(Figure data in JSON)
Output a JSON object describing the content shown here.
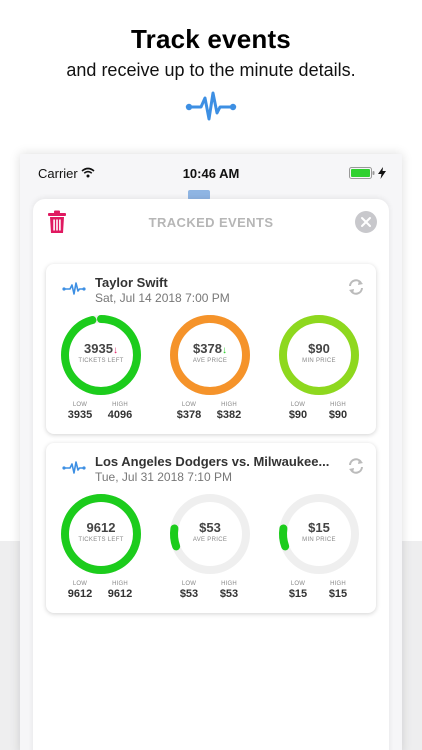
{
  "header": {
    "title": "Track events",
    "subtitle": "and receive up to the minute details.",
    "icon": "pulse-icon"
  },
  "statusbar": {
    "carrier": "Carrier",
    "time": "10:46 AM"
  },
  "modal": {
    "title": "TRACKED EVENTS"
  },
  "colors": {
    "green": "#1ccc1c",
    "orange": "#f5932a",
    "lime": "#8ed81e",
    "track": "#efefef",
    "blue": "#3d8fe3",
    "red": "#e01960"
  },
  "events": [
    {
      "name": "Taylor Swift",
      "date": "Sat, Jul 14 2018 7:00 PM",
      "gauges": [
        {
          "value": "3935",
          "arrow": "↓",
          "label": "TICKETS LEFT",
          "low_label": "LOW",
          "high_label": "HIGH",
          "low": "3935",
          "high": "4096",
          "fill": 0.96,
          "color": "green",
          "arrow_color": "#e01960"
        },
        {
          "value": "$378",
          "arrow": "↓",
          "label": "AVE PRICE",
          "low_label": "LOW",
          "high_label": "HIGH",
          "low": "$378",
          "high": "$382",
          "fill": 0.99,
          "color": "orange",
          "arrow_color": "#1ccc1c"
        },
        {
          "value": "$90",
          "arrow": "",
          "label": "MIN PRICE",
          "low_label": "LOW",
          "high_label": "HIGH",
          "low": "$90",
          "high": "$90",
          "fill": 1.0,
          "color": "lime",
          "arrow_color": ""
        }
      ]
    },
    {
      "name": "Los Angeles Dodgers vs. Milwaukee...",
      "date": "Tue, Jul 31 2018 7:10 PM",
      "gauges": [
        {
          "value": "9612",
          "arrow": "",
          "label": "TICKETS LEFT",
          "low_label": "LOW",
          "high_label": "HIGH",
          "low": "9612",
          "high": "9612",
          "fill": 1.0,
          "color": "green",
          "arrow_color": ""
        },
        {
          "value": "$53",
          "arrow": "",
          "label": "AVE PRICE",
          "low_label": "LOW",
          "high_label": "HIGH",
          "low": "$53",
          "high": "$53",
          "fill": 0.08,
          "color": "green",
          "arrow_color": ""
        },
        {
          "value": "$15",
          "arrow": "",
          "label": "MIN PRICE",
          "low_label": "LOW",
          "high_label": "HIGH",
          "low": "$15",
          "high": "$15",
          "fill": 0.08,
          "color": "green",
          "arrow_color": ""
        }
      ]
    }
  ]
}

§ **Exercise directions**
Will you restate every entry word for word and omit the images?

§ **Written response**
Output a JSON object describing the content shown here.
{
  "header": {
    "title": "Track events",
    "subtitle": "and receive up to the minute details.",
    "icon": "pulse-icon"
  },
  "statusbar": {
    "carrier": "Carrier",
    "time": "10:46 AM"
  },
  "modal": {
    "title": "TRACKED EVENTS"
  },
  "colors": {
    "green": "#1ccc1c",
    "orange": "#f5932a",
    "lime": "#8ed81e",
    "track": "#efefef",
    "blue": "#3d8fe3",
    "red": "#e01960"
  },
  "events": [
    {
      "name": "Taylor Swift",
      "date": "Sat, Jul 14 2018 7:00 PM",
      "gauges": [
        {
          "value": "3935",
          "arrow": "↓",
          "label": "TICKETS LEFT",
          "low_label": "LOW",
          "high_label": "HIGH",
          "low": "3935",
          "high": "4096",
          "fill": 0.96,
          "color": "green",
          "arrow_color": "#e01960"
        },
        {
          "value": "$378",
          "arrow": "↓",
          "label": "AVE PRICE",
          "low_label": "LOW",
          "high_label": "HIGH",
          "low": "$378",
          "high": "$382",
          "fill": 0.99,
          "color": "orange",
          "arrow_color": "#1ccc1c"
        },
        {
          "value": "$90",
          "arrow": "",
          "label": "MIN PRICE",
          "low_label": "LOW",
          "high_label": "HIGH",
          "low": "$90",
          "high": "$90",
          "fill": 1.0,
          "color": "lime",
          "arrow_color": ""
        }
      ]
    },
    {
      "name": "Los Angeles Dodgers vs. Milwaukee...",
      "date": "Tue, Jul 31 2018 7:10 PM",
      "gauges": [
        {
          "value": "9612",
          "arrow": "",
          "label": "TICKETS LEFT",
          "low_label": "LOW",
          "high_label": "HIGH",
          "low": "9612",
          "high": "9612",
          "fill": 1.0,
          "color": "green",
          "arrow_color": ""
        },
        {
          "value": "$53",
          "arrow": "",
          "label": "AVE PRICE",
          "low_label": "LOW",
          "high_label": "HIGH",
          "low": "$53",
          "high": "$53",
          "fill": 0.08,
          "color": "green",
          "arrow_color": ""
        },
        {
          "value": "$15",
          "arrow": "",
          "label": "MIN PRICE",
          "low_label": "LOW",
          "high_label": "HIGH",
          "low": "$15",
          "high": "$15",
          "fill": 0.08,
          "color": "green",
          "arrow_color": ""
        }
      ]
    }
  ]
}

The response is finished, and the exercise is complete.